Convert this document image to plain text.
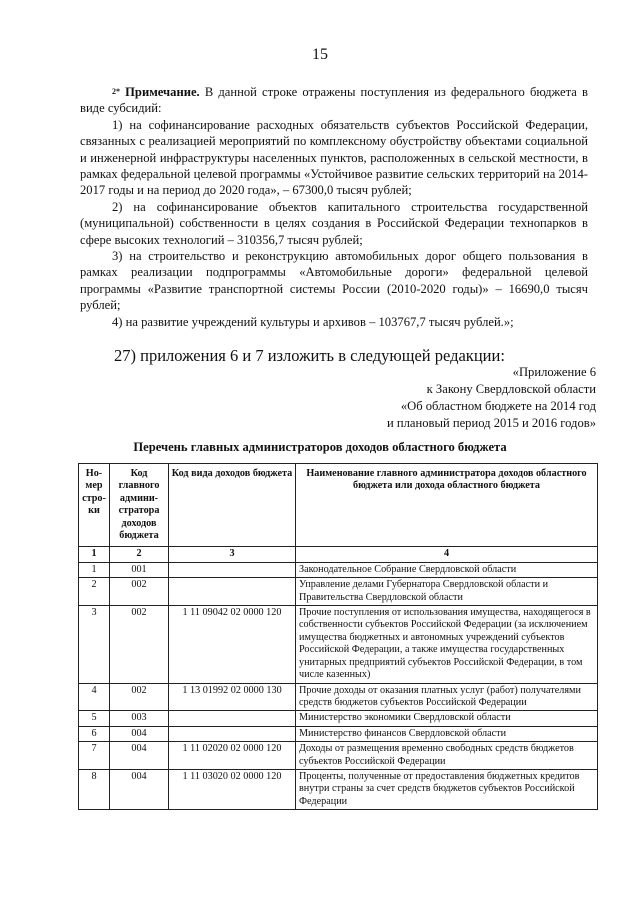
15

$^{2*}$ Примечание. В данной строке отражены поступления из федерального бюджета в виде субсидий:

1) на софинансирование расходных обязательств субъектов Российской Федерации, связанных с реализацией мероприятий по комплексному обустройству объектами социальной и инженерной инфраструктуры населенных пунктов, расположенных в сельской местности, в рамках федеральной целевой программы «Устойчивое развитие сельских территорий на 2014-2017 годы и на период до 2020 года», – 67300,0 тысяч рублей;

2) на софинансирование объектов капитального строительства государственной (муниципальной) собственности в целях создания в Российской Федерации технопарков в сфере высоких технологий – 310356,7 тысяч рублей;

3) на строительство и реконструкцию автомобильных дорог общего пользования в рамках реализации подпрограммы «Автомобильные дороги» федеральной целевой программы «Развитие транспортной системы России (2010-2020 годы)» – 16690,0 тысяч рублей;

4) на развитие учреждений культуры и архивов – 103767,7 тысяч рублей.»;

27) приложения 6 и 7 изложить в следующей редакции:
«Приложение 6
к Закону Свердловской области
«Об областном бюджете на 2014 год
и плановый период 2015 и 2016 годов»
Перечень главных администраторов доходов областного бюджета
Но-мер стро-ки	Код главного админи-стратора доходов бюджета	Код вида доходов бюджета	Наименование главного администратора доходов областного бюджета или дохода областного бюджета
1	2	3	4
1	001		Законодательное Собрание Свердловской области
2	002		Управление делами Губернатора Свердловской области и Правительства Свердловской области
3	002	1 11 09042 02 0000 120	Прочие поступления от использования имущества, находящегося в собственности субъектов Российской Федерации (за исключением имущества бюджетных и автономных учреждений субъектов Российской Федерации, а также имущества государственных унитарных предприятий субъектов Российской Федерации, в том числе казенных)
4	002	1 13 01992 02 0000 130	Прочие доходы от оказания платных услуг (работ) получателями средств бюджетов субъектов Российской Федерации
5	003		Министерство экономики Свердловской области
6	004		Министерство финансов Свердловской области
7	004	1 11 02020 02 0000 120	Доходы от размещения временно свободных средств бюджетов субъектов Российской Федерации
8	004	1 11 03020 02 0000 120	Проценты, полученные от предоставления бюджетных кредитов внутри страны за счет средств бюджетов субъектов Российской Федерации
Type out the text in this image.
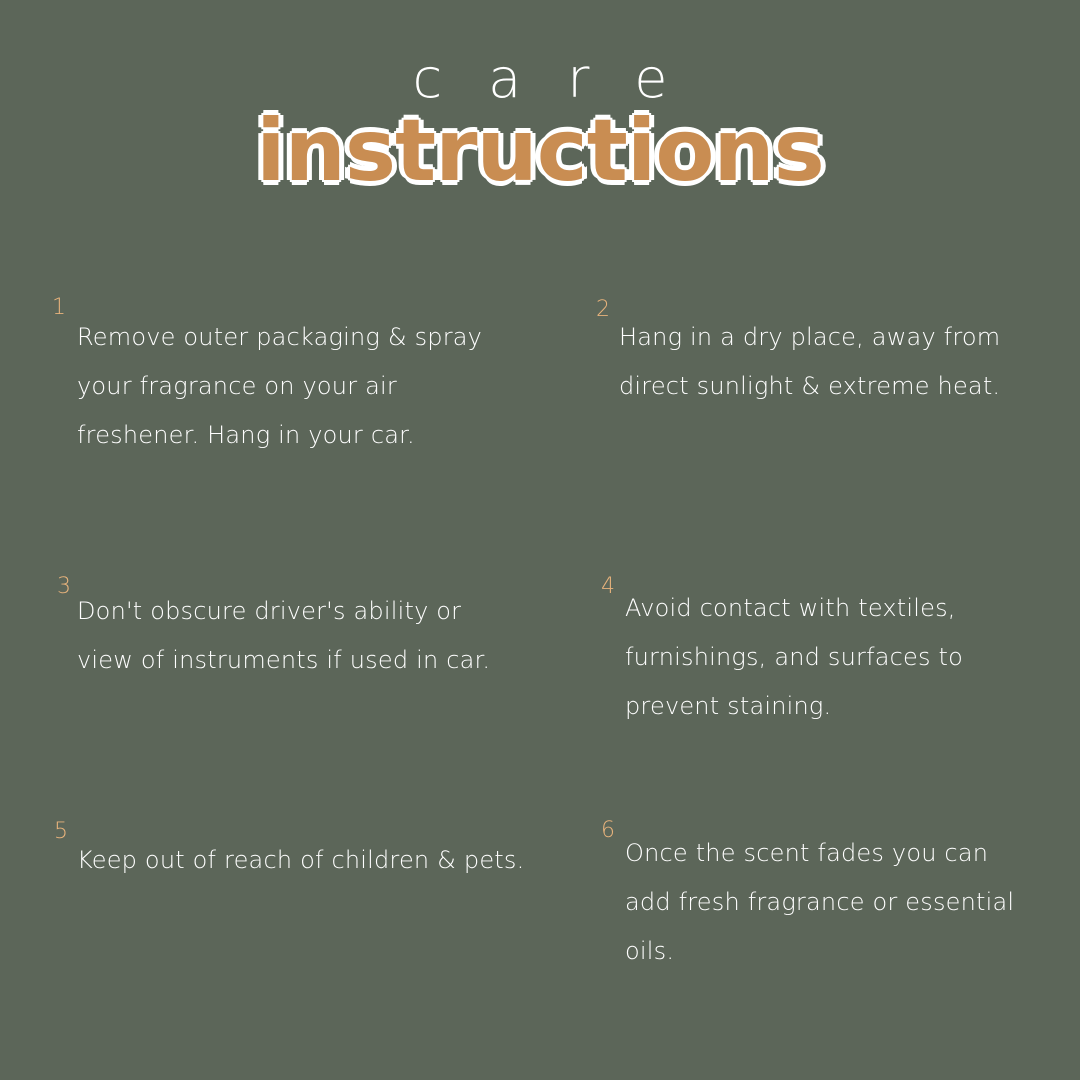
care
instructions
1
Remove outer packaging & spray your fragrance on your air freshener. Hang in your car.
2
Hang in a dry place, away from direct sunlight & extreme heat.
3
Don't obscure driver's ability or view of instruments if used in car.
4
Avoid contact with textiles, furnishings, and surfaces to prevent staining.
5
Keep out of reach of children & pets.
6
Once the scent fades you can add fresh fragrance or essential oils.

=-=-=

» **What to work on**:
From the listing above, print every entry precisely and drop the pictures.

» **Solved problem**:
Convert this document image to plain text.
15

$^{2*}$ Примечание. В данной строке отражены поступления из федерального бюджета в виде субсидий:

1) на софинансирование расходных обязательств субъектов Российской Федерации, связанных с реализацией мероприятий по комплексному обустройству объектами социальной и инженерной инфраструктуры населенных пунктов, расположенных в сельской местности, в рамках федеральной целевой программы «Устойчивое развитие сельских территорий на 2014-2017 годы и на период до 2020 года», – 67300,0 тысяч рублей;

2) на софинансирование объектов капитального строительства государственной (муниципальной) собственности в целях создания в Российской Федерации технопарков в сфере высоких технологий – 310356,7 тысяч рублей;

3) на строительство и реконструкцию автомобильных дорог общего пользования в рамках реализации подпрограммы «Автомобильные дороги» федеральной целевой программы «Развитие транспортной системы России (2010-2020 годы)» – 16690,0 тысяч рублей;

4) на развитие учреждений культуры и архивов – 103767,7 тысяч рублей.»;

27) приложения 6 и 7 изложить в следующей редакции:
«Приложение 6
к Закону Свердловской области
«Об областном бюджете на 2014 год
и плановый период 2015 и 2016 годов»
Перечень главных администраторов доходов областного бюджета
Но-мер стро-ки	Код главного админи-стратора доходов бюджета	Код вида доходов бюджета	Наименование главного администратора доходов областного бюджета или дохода областного бюджета
1	2	3	4
1	001		Законодательное Собрание Свердловской области
2	002		Управление делами Губернатора Свердловской области и Правительства Свердловской области
3	002	1 11 09042 02 0000 120	Прочие поступления от использования имущества, находящегося в собственности субъектов Российской Федерации (за исключением имущества бюджетных и автономных учреждений субъектов Российской Федерации, а также имущества государственных унитарных предприятий субъектов Российской Федерации, в том числе казенных)
4	002	1 13 01992 02 0000 130	Прочие доходы от оказания платных услуг (работ) получателями средств бюджетов субъектов Российской Федерации
5	003		Министерство экономики Свердловской области
6	004		Министерство финансов Свердловской области
7	004	1 11 02020 02 0000 120	Доходы от размещения временно свободных средств бюджетов субъектов Российской Федерации
8	004	1 11 03020 02 0000 120	Проценты, полученные от предоставления бюджетных кредитов внутри страны за счет средств бюджетов субъектов Российской Федерации
Type out the text in this image.
care
instructions
1
Remove outer packaging & spray your fragrance on your air freshener. Hang in your car.
2
Hang in a dry place, away from direct sunlight & extreme heat.
3
Don't obscure driver's ability or view of instruments if used in car.
4
Avoid contact with textiles, furnishings, and surfaces to prevent staining.
5
Keep out of reach of children & pets.
6
Once the scent fades you can add fresh fragrance or essential oils.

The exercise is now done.